#### Provided records

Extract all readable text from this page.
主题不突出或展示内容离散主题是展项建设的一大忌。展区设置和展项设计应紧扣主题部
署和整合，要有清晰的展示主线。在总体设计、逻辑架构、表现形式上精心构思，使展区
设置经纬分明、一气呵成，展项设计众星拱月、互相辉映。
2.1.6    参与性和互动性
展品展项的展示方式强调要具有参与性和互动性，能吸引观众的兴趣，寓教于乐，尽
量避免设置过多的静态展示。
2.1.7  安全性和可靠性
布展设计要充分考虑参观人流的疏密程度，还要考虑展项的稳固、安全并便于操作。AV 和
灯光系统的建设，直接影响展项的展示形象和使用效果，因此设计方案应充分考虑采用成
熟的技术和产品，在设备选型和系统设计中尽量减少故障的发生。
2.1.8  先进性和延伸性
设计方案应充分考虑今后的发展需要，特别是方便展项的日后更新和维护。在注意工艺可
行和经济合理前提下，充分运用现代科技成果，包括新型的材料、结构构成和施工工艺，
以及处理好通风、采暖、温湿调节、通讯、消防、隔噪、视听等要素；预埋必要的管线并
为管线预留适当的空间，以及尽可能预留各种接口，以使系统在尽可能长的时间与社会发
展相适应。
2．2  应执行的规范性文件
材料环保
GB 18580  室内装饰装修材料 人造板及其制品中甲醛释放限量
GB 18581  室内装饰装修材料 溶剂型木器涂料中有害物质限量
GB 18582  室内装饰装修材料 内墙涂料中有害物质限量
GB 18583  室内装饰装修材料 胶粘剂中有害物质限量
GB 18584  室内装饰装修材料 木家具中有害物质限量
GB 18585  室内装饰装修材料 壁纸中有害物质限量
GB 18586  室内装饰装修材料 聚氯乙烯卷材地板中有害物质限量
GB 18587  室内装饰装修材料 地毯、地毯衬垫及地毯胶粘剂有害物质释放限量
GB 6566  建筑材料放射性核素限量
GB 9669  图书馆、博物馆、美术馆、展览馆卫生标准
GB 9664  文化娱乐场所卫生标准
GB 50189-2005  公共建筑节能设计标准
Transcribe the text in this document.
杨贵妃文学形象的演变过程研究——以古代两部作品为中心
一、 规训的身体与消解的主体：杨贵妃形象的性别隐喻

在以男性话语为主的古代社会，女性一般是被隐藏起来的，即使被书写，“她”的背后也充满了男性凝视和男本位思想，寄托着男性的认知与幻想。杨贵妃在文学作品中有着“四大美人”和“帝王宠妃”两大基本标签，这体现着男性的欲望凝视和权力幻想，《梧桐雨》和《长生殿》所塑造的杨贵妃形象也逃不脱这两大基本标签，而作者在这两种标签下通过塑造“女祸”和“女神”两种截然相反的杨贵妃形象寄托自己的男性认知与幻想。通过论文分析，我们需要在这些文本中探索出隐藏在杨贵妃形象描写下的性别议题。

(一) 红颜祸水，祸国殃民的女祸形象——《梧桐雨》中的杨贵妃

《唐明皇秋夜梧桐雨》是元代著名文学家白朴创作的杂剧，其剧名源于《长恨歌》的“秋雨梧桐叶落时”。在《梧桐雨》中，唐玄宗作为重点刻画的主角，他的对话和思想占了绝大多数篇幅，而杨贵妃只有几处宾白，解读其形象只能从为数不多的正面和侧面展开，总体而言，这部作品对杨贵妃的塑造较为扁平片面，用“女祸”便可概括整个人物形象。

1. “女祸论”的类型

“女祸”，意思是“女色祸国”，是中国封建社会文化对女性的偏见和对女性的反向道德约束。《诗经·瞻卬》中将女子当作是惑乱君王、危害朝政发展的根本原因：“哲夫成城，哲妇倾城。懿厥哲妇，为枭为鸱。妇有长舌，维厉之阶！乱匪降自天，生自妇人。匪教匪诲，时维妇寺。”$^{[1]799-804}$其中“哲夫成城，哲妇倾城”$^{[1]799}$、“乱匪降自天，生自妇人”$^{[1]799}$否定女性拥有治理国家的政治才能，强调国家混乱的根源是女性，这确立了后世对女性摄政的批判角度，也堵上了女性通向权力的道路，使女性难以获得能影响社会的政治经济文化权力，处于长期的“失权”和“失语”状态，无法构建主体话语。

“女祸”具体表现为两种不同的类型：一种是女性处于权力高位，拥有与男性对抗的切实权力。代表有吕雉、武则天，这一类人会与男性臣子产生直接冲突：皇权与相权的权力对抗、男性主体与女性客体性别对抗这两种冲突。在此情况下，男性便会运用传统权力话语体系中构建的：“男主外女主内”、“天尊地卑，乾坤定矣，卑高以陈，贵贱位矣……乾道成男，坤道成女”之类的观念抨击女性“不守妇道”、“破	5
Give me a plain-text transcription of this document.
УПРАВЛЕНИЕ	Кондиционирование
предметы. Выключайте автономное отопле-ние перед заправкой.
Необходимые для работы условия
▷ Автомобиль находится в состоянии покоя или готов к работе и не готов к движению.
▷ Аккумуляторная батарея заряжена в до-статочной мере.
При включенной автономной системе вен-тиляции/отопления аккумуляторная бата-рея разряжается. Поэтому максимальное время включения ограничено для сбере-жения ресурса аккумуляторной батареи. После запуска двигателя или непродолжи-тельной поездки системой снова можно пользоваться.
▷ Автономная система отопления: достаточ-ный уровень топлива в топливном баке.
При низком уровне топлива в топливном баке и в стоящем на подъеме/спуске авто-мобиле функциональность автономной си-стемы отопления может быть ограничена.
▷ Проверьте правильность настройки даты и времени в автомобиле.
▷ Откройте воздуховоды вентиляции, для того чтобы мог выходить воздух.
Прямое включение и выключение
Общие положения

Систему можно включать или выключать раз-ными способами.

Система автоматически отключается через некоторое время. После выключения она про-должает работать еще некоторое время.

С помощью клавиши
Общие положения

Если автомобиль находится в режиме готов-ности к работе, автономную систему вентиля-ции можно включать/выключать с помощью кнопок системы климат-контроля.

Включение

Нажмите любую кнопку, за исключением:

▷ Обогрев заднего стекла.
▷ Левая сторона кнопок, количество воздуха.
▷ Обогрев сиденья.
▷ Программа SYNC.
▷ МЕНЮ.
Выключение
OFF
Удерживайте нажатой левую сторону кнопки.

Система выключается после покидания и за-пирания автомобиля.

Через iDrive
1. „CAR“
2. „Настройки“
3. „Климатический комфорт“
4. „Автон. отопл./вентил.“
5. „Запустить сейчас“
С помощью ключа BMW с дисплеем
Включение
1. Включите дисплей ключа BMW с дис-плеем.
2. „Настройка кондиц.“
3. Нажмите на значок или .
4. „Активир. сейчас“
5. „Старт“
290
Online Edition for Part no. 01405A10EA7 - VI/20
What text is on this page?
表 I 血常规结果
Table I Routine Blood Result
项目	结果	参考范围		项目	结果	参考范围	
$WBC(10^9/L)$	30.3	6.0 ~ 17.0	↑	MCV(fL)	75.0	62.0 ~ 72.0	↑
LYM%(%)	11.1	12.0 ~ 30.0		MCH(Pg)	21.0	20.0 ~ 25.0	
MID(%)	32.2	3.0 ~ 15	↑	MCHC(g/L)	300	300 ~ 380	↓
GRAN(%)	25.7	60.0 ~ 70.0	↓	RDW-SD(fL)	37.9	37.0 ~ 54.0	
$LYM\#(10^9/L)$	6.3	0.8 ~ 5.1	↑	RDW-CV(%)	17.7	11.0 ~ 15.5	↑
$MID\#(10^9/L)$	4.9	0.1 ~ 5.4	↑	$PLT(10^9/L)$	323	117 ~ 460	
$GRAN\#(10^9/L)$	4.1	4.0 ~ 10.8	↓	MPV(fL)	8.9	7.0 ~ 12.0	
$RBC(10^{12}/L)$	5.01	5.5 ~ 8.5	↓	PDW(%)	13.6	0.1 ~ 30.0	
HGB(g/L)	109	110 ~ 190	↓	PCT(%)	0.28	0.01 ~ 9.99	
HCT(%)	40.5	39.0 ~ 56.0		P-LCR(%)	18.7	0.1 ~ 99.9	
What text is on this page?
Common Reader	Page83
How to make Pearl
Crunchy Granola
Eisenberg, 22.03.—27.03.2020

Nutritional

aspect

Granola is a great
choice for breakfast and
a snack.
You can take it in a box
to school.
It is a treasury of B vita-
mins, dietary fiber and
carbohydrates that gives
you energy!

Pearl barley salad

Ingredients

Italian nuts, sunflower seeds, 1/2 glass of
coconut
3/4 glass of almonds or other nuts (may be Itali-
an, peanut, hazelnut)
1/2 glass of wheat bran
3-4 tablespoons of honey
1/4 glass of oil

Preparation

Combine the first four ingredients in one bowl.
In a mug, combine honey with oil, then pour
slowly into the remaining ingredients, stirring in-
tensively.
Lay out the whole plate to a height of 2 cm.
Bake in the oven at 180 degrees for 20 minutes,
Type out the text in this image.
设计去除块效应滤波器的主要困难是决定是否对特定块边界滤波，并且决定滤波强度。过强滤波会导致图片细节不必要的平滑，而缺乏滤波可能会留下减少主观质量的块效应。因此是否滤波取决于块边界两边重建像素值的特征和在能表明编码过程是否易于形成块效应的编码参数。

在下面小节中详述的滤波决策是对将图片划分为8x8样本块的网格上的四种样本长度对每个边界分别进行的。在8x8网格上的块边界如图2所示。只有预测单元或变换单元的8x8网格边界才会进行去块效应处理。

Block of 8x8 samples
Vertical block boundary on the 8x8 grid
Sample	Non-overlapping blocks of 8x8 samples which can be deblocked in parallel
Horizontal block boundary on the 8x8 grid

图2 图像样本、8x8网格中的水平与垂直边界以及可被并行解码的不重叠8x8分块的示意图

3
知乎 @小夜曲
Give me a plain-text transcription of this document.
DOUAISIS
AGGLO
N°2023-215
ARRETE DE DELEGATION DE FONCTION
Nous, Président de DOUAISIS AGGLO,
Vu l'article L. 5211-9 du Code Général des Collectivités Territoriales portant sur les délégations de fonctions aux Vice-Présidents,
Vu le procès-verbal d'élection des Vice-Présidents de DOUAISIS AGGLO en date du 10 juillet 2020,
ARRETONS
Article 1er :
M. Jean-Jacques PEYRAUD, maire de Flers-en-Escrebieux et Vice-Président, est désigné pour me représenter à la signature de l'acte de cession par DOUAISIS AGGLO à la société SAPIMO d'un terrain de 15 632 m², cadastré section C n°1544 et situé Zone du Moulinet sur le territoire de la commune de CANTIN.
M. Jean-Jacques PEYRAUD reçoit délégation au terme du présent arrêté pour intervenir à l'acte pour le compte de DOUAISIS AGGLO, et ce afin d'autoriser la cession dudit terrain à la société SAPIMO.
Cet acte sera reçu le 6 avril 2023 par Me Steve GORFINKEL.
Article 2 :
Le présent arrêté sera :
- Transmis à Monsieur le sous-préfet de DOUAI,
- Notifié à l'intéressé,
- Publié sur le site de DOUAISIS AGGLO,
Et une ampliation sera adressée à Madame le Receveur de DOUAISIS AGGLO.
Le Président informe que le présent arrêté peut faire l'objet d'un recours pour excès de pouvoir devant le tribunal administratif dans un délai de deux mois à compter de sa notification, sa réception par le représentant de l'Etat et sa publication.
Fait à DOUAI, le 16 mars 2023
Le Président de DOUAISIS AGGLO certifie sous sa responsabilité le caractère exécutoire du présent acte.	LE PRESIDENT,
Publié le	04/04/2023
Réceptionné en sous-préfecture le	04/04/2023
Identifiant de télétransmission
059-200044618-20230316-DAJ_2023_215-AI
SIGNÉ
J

########

Exercise description: Give only the number of lines in the listing above that include the string "Pearl".

Correct output: 2